═════ DATASET RECORDS

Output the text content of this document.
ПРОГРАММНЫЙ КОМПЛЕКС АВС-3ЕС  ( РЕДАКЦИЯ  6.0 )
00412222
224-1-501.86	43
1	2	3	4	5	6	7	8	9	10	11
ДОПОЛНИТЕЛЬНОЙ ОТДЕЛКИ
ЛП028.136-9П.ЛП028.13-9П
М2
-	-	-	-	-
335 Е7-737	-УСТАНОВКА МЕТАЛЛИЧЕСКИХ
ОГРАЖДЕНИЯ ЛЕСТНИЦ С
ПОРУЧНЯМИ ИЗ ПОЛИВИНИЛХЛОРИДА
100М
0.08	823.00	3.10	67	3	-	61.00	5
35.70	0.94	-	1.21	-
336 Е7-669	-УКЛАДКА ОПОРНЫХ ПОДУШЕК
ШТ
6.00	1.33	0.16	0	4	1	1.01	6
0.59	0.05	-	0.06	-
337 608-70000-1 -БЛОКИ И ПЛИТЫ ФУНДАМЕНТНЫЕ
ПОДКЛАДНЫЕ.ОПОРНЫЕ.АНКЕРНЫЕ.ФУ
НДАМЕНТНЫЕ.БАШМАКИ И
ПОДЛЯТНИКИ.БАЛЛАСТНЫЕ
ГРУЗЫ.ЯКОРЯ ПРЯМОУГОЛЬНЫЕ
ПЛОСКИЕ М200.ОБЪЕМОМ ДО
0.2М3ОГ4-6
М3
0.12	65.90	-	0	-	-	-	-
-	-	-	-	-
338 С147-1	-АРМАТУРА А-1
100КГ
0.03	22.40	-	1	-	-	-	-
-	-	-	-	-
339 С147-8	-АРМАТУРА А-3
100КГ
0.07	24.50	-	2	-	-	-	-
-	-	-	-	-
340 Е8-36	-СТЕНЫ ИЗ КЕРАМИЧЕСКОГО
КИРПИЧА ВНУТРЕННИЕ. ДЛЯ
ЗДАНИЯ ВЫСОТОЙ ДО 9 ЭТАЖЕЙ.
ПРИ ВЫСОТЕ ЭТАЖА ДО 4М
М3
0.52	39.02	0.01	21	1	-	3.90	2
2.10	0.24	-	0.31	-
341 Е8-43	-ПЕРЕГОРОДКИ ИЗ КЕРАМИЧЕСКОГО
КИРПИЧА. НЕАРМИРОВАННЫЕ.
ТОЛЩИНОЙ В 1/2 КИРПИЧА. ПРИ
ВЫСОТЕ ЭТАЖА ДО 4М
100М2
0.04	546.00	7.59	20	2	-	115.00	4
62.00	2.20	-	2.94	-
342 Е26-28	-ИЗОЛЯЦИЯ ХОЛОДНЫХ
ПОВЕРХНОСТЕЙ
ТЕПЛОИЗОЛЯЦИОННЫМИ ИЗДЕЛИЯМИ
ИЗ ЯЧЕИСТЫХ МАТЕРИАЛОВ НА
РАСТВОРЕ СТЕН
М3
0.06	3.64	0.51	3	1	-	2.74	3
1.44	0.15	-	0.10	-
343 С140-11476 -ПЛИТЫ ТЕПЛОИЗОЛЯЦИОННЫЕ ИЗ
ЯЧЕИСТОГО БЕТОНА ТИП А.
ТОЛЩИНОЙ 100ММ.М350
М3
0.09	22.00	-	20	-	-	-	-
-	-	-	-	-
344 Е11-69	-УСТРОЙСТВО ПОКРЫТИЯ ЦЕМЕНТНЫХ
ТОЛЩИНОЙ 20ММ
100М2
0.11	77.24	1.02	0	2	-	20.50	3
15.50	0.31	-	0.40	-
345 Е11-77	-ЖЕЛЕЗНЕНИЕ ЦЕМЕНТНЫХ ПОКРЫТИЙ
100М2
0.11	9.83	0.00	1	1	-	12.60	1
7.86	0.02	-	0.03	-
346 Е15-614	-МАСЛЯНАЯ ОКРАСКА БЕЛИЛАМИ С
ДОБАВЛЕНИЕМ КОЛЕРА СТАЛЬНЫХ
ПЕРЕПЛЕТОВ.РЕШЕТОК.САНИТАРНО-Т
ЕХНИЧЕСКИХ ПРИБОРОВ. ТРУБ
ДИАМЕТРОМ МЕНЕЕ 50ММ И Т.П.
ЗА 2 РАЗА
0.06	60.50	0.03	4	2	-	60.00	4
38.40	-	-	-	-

══════════

## AIM OF THE TASK
Type out the full listing again, exactly as given.

## EXERCISE RESULT
Output the text content of this document.
ПРОГРАММНЫЙ КОМПЛЕКС АВС-3ЕС  ( РЕДАКЦИЯ  6.0 )
00412222
224-1-501.86	43
1	2	3	4	5	6	7	8	9	10	11
ДОПОЛНИТЕЛЬНОЙ ОТДЕЛКИ
ЛП028.136-9П.ЛП028.13-9П
М2
-	-	-	-	-
335 Е7-737	-УСТАНОВКА МЕТАЛЛИЧЕСКИХ
ОГРАЖДЕНИЯ ЛЕСТНИЦ С
ПОРУЧНЯМИ ИЗ ПОЛИВИНИЛХЛОРИДА
100М
0.08	823.00	3.10	67	3	-	61.00	5
35.70	0.94	-	1.21	-
336 Е7-669	-УКЛАДКА ОПОРНЫХ ПОДУШЕК
ШТ
6.00	1.33	0.16	0	4	1	1.01	6
0.59	0.05	-	0.06	-
337 608-70000-1 -БЛОКИ И ПЛИТЫ ФУНДАМЕНТНЫЕ
ПОДКЛАДНЫЕ.ОПОРНЫЕ.АНКЕРНЫЕ.ФУ
НДАМЕНТНЫЕ.БАШМАКИ И
ПОДЛЯТНИКИ.БАЛЛАСТНЫЕ
ГРУЗЫ.ЯКОРЯ ПРЯМОУГОЛЬНЫЕ
ПЛОСКИЕ М200.ОБЪЕМОМ ДО
0.2М3ОГ4-6
М3
0.12	65.90	-	0	-	-	-	-
-	-	-	-	-
338 С147-1	-АРМАТУРА А-1
100КГ
0.03	22.40	-	1	-	-	-	-
-	-	-	-	-
339 С147-8	-АРМАТУРА А-3
100КГ
0.07	24.50	-	2	-	-	-	-
-	-	-	-	-
340 Е8-36	-СТЕНЫ ИЗ КЕРАМИЧЕСКОГО
КИРПИЧА ВНУТРЕННИЕ. ДЛЯ
ЗДАНИЯ ВЫСОТОЙ ДО 9 ЭТАЖЕЙ.
ПРИ ВЫСОТЕ ЭТАЖА ДО 4М
М3
0.52	39.02	0.01	21	1	-	3.90	2
2.10	0.24	-	0.31	-
341 Е8-43	-ПЕРЕГОРОДКИ ИЗ КЕРАМИЧЕСКОГО
КИРПИЧА. НЕАРМИРОВАННЫЕ.
ТОЛЩИНОЙ В 1/2 КИРПИЧА. ПРИ
ВЫСОТЕ ЭТАЖА ДО 4М
100М2
0.04	546.00	7.59	20	2	-	115.00	4
62.00	2.20	-	2.94	-
342 Е26-28	-ИЗОЛЯЦИЯ ХОЛОДНЫХ
ПОВЕРХНОСТЕЙ
ТЕПЛОИЗОЛЯЦИОННЫМИ ИЗДЕЛИЯМИ
ИЗ ЯЧЕИСТЫХ МАТЕРИАЛОВ НА
РАСТВОРЕ СТЕН
М3
0.06	3.64	0.51	3	1	-	2.74	3
1.44	0.15	-	0.10	-
343 С140-11476 -ПЛИТЫ ТЕПЛОИЗОЛЯЦИОННЫЕ ИЗ
ЯЧЕИСТОГО БЕТОНА ТИП А.
ТОЛЩИНОЙ 100ММ.М350
М3
0.09	22.00	-	20	-	-	-	-
-	-	-	-	-
344 Е11-69	-УСТРОЙСТВО ПОКРЫТИЯ ЦЕМЕНТНЫХ
ТОЛЩИНОЙ 20ММ
100М2
0.11	77.24	1.02	0	2	-	20.50	3
15.50	0.31	-	0.40	-
345 Е11-77	-ЖЕЛЕЗНЕНИЕ ЦЕМЕНТНЫХ ПОКРЫТИЙ
100М2
0.11	9.83	0.00	1	1	-	12.60	1
7.86	0.02	-	0.03	-
346 Е15-614	-МАСЛЯНАЯ ОКРАСКА БЕЛИЛАМИ С
ДОБАВЛЕНИЕМ КОЛЕРА СТАЛЬНЫХ
ПЕРЕПЛЕТОВ.РЕШЕТОК.САНИТАРНО-Т
ЕХНИЧЕСКИХ ПРИБОРОВ. ТРУБ
ДИАМЕТРОМ МЕНЕЕ 50ММ И Т.П.
ЗА 2 РАЗА
0.06	60.50	0.03	4	2	-	60.00	4
38.40	-	-	-	-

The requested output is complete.